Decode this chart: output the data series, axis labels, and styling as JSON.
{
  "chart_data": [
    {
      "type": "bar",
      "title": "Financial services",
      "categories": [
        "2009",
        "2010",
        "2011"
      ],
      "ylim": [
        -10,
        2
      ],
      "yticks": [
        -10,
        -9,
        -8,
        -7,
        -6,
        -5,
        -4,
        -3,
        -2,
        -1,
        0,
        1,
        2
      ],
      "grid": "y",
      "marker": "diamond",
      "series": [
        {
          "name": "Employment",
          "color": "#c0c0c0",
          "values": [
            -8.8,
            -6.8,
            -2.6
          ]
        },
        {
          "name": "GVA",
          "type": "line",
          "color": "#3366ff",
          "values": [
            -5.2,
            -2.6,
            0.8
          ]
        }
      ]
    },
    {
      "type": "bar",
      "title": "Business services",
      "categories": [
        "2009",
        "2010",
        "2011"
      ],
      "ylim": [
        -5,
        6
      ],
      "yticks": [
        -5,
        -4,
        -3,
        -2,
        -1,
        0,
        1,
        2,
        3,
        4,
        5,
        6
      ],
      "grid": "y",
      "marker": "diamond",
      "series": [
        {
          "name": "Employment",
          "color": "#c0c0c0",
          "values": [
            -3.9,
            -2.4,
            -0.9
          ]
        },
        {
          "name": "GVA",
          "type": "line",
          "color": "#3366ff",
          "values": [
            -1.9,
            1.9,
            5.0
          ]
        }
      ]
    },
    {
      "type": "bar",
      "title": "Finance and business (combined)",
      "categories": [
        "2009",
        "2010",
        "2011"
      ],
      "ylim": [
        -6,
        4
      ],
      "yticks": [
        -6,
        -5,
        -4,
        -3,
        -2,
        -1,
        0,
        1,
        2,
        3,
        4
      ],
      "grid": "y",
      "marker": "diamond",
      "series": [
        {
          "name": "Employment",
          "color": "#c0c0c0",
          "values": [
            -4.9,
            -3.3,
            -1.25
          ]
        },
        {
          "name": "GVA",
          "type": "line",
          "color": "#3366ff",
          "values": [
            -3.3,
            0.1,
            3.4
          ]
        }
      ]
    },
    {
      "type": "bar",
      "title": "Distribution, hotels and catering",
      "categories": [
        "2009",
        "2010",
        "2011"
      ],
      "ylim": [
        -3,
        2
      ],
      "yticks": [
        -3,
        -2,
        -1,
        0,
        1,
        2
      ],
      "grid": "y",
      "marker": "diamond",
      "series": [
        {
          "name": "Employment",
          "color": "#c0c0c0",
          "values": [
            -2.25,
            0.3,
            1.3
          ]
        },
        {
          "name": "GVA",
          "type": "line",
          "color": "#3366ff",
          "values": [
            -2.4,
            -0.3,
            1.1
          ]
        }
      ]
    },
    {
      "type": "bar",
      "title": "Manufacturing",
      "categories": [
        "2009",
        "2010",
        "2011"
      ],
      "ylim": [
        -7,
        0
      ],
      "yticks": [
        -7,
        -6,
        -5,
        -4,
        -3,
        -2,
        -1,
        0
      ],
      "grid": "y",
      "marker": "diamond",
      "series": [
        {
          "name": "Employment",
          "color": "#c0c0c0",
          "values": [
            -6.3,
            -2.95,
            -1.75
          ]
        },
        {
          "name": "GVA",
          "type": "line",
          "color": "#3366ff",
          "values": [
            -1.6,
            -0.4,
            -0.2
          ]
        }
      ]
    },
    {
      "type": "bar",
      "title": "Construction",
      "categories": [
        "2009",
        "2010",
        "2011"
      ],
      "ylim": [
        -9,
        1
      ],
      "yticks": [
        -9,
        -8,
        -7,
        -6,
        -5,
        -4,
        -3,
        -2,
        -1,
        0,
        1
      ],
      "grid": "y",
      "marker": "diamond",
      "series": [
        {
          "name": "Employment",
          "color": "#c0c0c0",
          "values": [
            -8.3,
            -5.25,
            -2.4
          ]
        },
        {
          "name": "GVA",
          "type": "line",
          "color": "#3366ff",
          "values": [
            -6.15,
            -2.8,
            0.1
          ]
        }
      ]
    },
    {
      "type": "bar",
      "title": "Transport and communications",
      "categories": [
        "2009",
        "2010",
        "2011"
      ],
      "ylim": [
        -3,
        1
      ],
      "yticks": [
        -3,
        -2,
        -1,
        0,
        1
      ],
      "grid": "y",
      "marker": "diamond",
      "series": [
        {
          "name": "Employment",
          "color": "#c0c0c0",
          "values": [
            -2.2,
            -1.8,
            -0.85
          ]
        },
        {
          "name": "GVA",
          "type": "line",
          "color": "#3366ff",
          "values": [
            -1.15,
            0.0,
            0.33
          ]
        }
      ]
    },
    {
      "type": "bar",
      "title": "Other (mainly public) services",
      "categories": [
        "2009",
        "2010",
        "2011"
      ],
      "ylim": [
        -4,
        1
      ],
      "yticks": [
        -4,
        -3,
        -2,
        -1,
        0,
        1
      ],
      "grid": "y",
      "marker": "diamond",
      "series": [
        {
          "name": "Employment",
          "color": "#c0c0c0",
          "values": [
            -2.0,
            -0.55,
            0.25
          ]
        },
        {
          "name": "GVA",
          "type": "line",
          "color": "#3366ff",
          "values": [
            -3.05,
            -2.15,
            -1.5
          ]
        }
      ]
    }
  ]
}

========

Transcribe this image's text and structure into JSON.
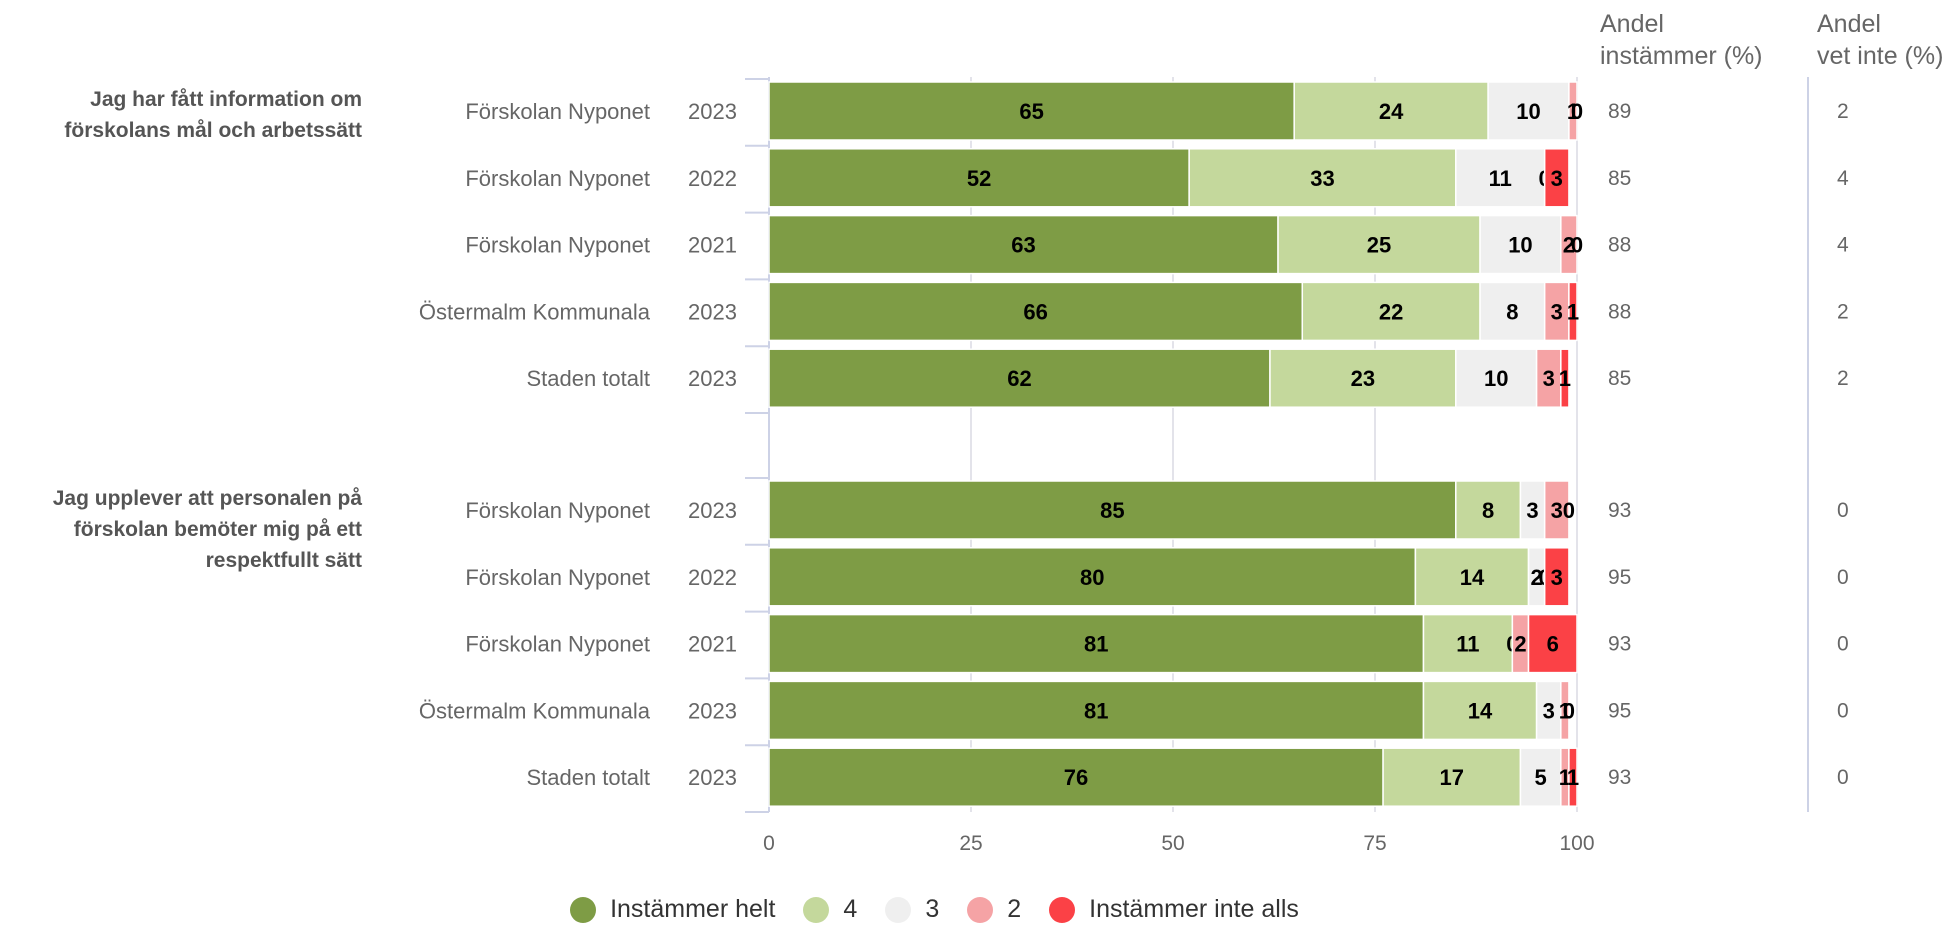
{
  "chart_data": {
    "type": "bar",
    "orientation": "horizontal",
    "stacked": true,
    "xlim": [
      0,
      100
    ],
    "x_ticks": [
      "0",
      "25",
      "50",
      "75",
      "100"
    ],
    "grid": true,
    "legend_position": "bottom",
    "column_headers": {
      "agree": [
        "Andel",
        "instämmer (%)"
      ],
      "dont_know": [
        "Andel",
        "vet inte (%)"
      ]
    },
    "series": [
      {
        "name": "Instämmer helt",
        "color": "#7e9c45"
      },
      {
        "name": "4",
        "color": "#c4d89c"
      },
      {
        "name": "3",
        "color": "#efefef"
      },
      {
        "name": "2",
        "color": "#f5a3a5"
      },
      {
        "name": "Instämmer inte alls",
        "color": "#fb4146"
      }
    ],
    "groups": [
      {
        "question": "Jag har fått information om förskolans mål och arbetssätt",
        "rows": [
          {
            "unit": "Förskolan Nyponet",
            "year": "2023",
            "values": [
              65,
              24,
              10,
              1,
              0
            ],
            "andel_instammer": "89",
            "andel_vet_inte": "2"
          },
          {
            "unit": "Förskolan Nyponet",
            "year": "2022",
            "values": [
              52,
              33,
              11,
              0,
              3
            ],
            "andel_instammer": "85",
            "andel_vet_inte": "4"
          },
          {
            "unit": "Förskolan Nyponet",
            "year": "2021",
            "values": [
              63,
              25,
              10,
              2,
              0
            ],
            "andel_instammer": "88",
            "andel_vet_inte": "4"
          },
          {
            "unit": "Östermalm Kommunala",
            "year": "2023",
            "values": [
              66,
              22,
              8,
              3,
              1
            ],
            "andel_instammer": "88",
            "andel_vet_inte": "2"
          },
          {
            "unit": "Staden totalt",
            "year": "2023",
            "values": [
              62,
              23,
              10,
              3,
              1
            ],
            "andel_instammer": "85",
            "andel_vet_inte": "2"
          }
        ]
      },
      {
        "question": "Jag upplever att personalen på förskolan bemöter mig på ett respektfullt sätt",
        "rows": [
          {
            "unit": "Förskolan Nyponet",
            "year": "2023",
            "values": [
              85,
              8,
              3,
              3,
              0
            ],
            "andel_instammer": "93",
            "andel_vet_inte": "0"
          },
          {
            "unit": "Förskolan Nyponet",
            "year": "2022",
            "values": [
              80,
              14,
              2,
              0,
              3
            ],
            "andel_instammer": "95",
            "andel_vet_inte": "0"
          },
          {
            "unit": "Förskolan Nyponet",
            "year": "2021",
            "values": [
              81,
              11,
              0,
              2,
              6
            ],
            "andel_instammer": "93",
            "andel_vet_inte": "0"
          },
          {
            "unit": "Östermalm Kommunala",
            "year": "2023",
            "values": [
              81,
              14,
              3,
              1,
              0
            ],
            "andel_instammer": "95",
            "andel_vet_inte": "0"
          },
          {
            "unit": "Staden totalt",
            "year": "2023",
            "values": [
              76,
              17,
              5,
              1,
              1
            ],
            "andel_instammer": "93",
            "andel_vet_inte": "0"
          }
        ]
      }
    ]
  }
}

========

Brief> Within the listing above, copy each line that has the string "this".

Written response>
Decode this chart: output the data series, axis labels, and styling as JSON.
Transcribe this image's text and structure into JSON.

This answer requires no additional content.